INFORMATION SHOWN Start Marker
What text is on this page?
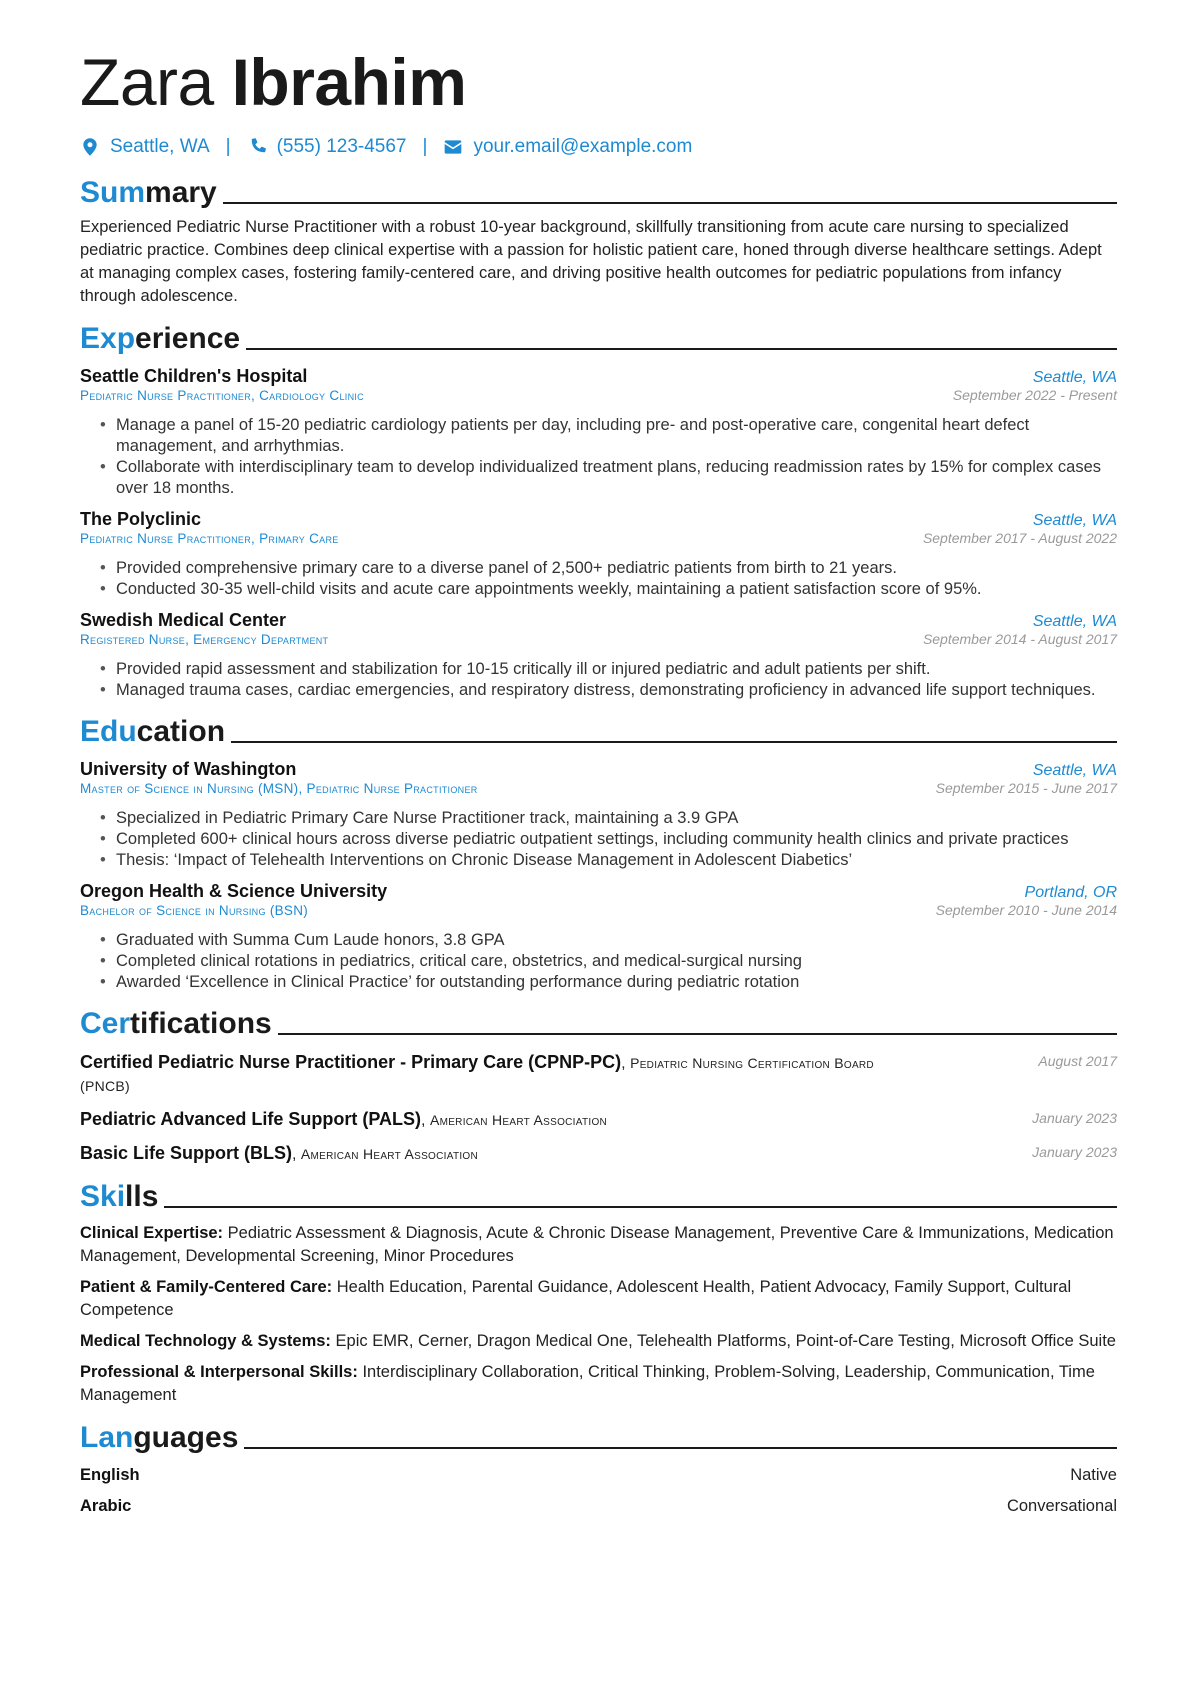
Zara Ibrahim
Seattle, WA | (555) 123-4567 | your.email@example.com
Summary
Experienced Pediatric Nurse Practitioner with a robust 10-year background, skillfully transitioning from acute care nursing to specialized pediatric practice. Combines deep clinical expertise with a passion for holistic patient care, honed through diverse healthcare settings. Adept at managing complex cases, fostering family-centered care, and driving positive health outcomes for pediatric populations from infancy through adolescence.
Experience
Seattle Children's Hospital	Seattle, WA
Pediatric Nurse Practitioner, Cardiology Clinic	September 2022 - Present
• Manage a panel of 15-20 pediatric cardiology patients per day, including pre- and post-operative care, congenital heart defect management, and arrhythmias.
• Collaborate with interdisciplinary team to develop individualized treatment plans, reducing readmission rates by 15% for complex cases over 18 months.
The Polyclinic	Seattle, WA
Pediatric Nurse Practitioner, Primary Care	September 2017 - August 2022
• Provided comprehensive primary care to a diverse panel of 2,500+ pediatric patients from birth to 21 years.
• Conducted 30-35 well-child visits and acute care appointments weekly, maintaining a patient satisfaction score of 95%.
Swedish Medical Center	Seattle, WA
Registered Nurse, Emergency Department	September 2014 - August 2017
• Provided rapid assessment and stabilization for 10-15 critically ill or injured pediatric and adult patients per shift.
• Managed trauma cases, cardiac emergencies, and respiratory distress, demonstrating proficiency in advanced life support techniques.
Education
University of Washington	Seattle, WA
Master of Science in Nursing (MSN), Pediatric Nurse Practitioner	September 2015 - June 2017
• Specialized in Pediatric Primary Care Nurse Practitioner track, maintaining a 3.9 GPA
• Completed 600+ clinical hours across diverse pediatric outpatient settings, including community health clinics and private practices
• Thesis: ‘Impact of Telehealth Interventions on Chronic Disease Management in Adolescent Diabetics’
Oregon Health & Science University	Portland, OR
Bachelor of Science in Nursing (BSN)	September 2010 - June 2014
• Graduated with Summa Cum Laude honors, 3.8 GPA
• Completed clinical rotations in pediatrics, critical care, obstetrics, and medical-surgical nursing
• Awarded ‘Excellence in Clinical Practice’ for outstanding performance during pediatric rotation
Certifications
Certified Pediatric Nurse Practitioner - Primary Care (CPNP-PC), Pediatric Nursing Certification Board (PNCB)
August 2017
Pediatric Advanced Life Support (PALS), American Heart Association	January 2023
Basic Life Support (BLS), American Heart Association	January 2023
Skills
Clinical Expertise: Pediatric Assessment & Diagnosis, Acute & Chronic Disease Management, Preventive Care & Immunizations, Medication Management, Developmental Screening, Minor Procedures
Patient & Family-Centered Care: Health Education, Parental Guidance, Adolescent Health, Patient Advocacy, Family Support, Cultural Competence
Medical Technology & Systems: Epic EMR, Cerner, Dragon Medical One, Telehealth Platforms, Point-of-Care Testing, Microsoft Office Suite
Professional & Interpersonal Skills: Interdisciplinary Collaboration, Critical Thinking, Problem-Solving, Leadership, Communication, Time Management
Languages
English	Native
Arabic	Conversational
INFORMATION SHOWN End Marker
YOUR INSTRUCTIONS: Without including a single picture, restate all of the data word for word.

SOLUTION TO THIS PROBLEM:
What text is on this page?
Zara Ibrahim
Seattle, WA | (555) 123-4567 | your.email@example.com
Summary
Experienced Pediatric Nurse Practitioner with a robust 10-year background, skillfully transitioning from acute care nursing to specialized pediatric practice. Combines deep clinical expertise with a passion for holistic patient care, honed through diverse healthcare settings. Adept at managing complex cases, fostering family-centered care, and driving positive health outcomes for pediatric populations from infancy through adolescence.
Experience
Seattle Children's Hospital	Seattle, WA
Pediatric Nurse Practitioner, Cardiology Clinic	September 2022 - Present
• Manage a panel of 15-20 pediatric cardiology patients per day, including pre- and post-operative care, congenital heart defect management, and arrhythmias.
• Collaborate with interdisciplinary team to develop individualized treatment plans, reducing readmission rates by 15% for complex cases over 18 months.
The Polyclinic	Seattle, WA
Pediatric Nurse Practitioner, Primary Care	September 2017 - August 2022
• Provided comprehensive primary care to a diverse panel of 2,500+ pediatric patients from birth to 21 years.
• Conducted 30-35 well-child visits and acute care appointments weekly, maintaining a patient satisfaction score of 95%.
Swedish Medical Center	Seattle, WA
Registered Nurse, Emergency Department	September 2014 - August 2017
• Provided rapid assessment and stabilization for 10-15 critically ill or injured pediatric and adult patients per shift.
• Managed trauma cases, cardiac emergencies, and respiratory distress, demonstrating proficiency in advanced life support techniques.
Education
University of Washington	Seattle, WA
Master of Science in Nursing (MSN), Pediatric Nurse Practitioner	September 2015 - June 2017
• Specialized in Pediatric Primary Care Nurse Practitioner track, maintaining a 3.9 GPA
• Completed 600+ clinical hours across diverse pediatric outpatient settings, including community health clinics and private practices
• Thesis: ‘Impact of Telehealth Interventions on Chronic Disease Management in Adolescent Diabetics’
Oregon Health & Science University	Portland, OR
Bachelor of Science in Nursing (BSN)	September 2010 - June 2014
• Graduated with Summa Cum Laude honors, 3.8 GPA
• Completed clinical rotations in pediatrics, critical care, obstetrics, and medical-surgical nursing
• Awarded ‘Excellence in Clinical Practice’ for outstanding performance during pediatric rotation
Certifications
Certified Pediatric Nurse Practitioner - Primary Care (CPNP-PC), Pediatric Nursing Certification Board (PNCB)
August 2017
Pediatric Advanced Life Support (PALS), American Heart Association	January 2023
Basic Life Support (BLS), American Heart Association	January 2023
Skills
Clinical Expertise: Pediatric Assessment & Diagnosis, Acute & Chronic Disease Management, Preventive Care & Immunizations, Medication Management, Developmental Screening, Minor Procedures
Patient & Family-Centered Care: Health Education, Parental Guidance, Adolescent Health, Patient Advocacy, Family Support, Cultural Competence
Medical Technology & Systems: Epic EMR, Cerner, Dragon Medical One, Telehealth Platforms, Point-of-Care Testing, Microsoft Office Suite
Professional & Interpersonal Skills: Interdisciplinary Collaboration, Critical Thinking, Problem-Solving, Leadership, Communication, Time Management
Languages
English	Native
Arabic	Conversational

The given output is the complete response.